PROVIDED DATA:
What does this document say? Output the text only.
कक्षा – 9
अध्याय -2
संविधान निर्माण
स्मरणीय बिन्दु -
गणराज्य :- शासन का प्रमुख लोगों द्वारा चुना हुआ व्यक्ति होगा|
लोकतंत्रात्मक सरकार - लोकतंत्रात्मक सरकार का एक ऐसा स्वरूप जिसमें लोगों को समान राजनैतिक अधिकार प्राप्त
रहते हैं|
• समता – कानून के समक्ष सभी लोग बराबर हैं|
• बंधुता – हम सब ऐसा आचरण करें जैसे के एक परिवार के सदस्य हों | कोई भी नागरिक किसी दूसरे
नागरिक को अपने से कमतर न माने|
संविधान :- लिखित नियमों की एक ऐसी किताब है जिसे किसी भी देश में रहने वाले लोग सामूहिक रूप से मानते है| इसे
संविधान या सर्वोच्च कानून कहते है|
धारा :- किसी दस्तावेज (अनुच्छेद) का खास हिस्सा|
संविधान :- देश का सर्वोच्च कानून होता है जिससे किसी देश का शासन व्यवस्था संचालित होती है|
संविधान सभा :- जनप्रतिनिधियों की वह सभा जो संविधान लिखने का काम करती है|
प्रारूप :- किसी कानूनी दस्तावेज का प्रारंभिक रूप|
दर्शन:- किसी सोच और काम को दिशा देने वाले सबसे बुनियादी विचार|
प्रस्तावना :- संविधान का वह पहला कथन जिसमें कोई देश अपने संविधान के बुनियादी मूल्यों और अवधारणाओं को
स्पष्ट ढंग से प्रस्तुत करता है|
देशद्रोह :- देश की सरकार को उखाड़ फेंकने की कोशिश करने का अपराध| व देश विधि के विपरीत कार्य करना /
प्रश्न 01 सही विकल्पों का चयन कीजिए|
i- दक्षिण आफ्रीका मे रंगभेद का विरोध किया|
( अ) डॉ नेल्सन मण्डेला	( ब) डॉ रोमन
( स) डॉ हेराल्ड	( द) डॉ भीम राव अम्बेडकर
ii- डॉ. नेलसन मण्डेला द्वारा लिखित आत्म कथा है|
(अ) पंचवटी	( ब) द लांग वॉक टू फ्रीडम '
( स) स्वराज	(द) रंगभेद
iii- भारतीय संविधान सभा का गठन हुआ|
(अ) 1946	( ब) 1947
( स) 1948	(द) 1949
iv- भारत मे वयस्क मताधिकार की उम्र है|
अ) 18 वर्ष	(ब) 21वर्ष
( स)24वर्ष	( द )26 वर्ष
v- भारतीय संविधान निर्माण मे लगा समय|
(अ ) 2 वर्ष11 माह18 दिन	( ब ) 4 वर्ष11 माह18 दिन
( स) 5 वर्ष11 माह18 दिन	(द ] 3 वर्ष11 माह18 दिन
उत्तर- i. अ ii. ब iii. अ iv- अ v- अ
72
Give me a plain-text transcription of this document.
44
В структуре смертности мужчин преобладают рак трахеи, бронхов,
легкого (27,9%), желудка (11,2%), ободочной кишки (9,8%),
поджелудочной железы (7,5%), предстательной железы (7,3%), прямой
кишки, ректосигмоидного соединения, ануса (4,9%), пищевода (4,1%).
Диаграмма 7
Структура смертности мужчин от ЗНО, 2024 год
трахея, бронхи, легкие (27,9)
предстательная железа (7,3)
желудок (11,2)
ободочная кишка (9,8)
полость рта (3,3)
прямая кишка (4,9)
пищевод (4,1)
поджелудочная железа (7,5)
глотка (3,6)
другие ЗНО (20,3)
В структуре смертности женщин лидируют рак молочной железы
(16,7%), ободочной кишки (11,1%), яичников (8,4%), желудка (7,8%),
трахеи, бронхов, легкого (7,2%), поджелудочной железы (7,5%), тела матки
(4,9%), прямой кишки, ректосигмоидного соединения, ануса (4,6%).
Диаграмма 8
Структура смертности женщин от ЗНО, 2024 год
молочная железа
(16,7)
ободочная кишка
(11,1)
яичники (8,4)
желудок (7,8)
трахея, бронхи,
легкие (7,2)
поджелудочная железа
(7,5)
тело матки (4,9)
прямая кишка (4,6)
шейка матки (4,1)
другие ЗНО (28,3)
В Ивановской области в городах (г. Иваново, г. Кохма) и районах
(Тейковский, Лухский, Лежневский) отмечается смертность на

GOAL: Only the lines from the one containing "Give me a plain-text" to the end of the data should be printed, exactly as they stand.

TASK SOLUTION:
Give me a plain-text transcription of this document.
44
В структуре смертности мужчин преобладают рак трахеи, бронхов,
легкого (27,9%), желудка (11,2%), ободочной кишки (9,8%),
поджелудочной железы (7,5%), предстательной железы (7,3%), прямой
кишки, ректосигмоидного соединения, ануса (4,9%), пищевода (4,1%).
Диаграмма 7
Структура смертности мужчин от ЗНО, 2024 год
трахея, бронхи, легкие (27,9)
предстательная железа (7,3)
желудок (11,2)
ободочная кишка (9,8)
полость рта (3,3)
прямая кишка (4,9)
пищевод (4,1)
поджелудочная железа (7,5)
глотка (3,6)
другие ЗНО (20,3)
В структуре смертности женщин лидируют рак молочной железы
(16,7%), ободочной кишки (11,1%), яичников (8,4%), желудка (7,8%),
трахеи, бронхов, легкого (7,2%), поджелудочной железы (7,5%), тела матки
(4,9%), прямой кишки, ректосигмоидного соединения, ануса (4,6%).
Диаграмма 8
Структура смертности женщин от ЗНО, 2024 год
молочная железа
(16,7)
ободочная кишка
(11,1)
яичники (8,4)
желудок (7,8)
трахея, бронхи,
легкие (7,2)
поджелудочная железа
(7,5)
тело матки (4,9)
прямая кишка (4,6)
шейка матки (4,1)
другие ЗНО (28,3)
В Ивановской области в городах (г. Иваново, г. Кохма) и районах
(Тейковский, Лухский, Лежневский) отмечается смертность на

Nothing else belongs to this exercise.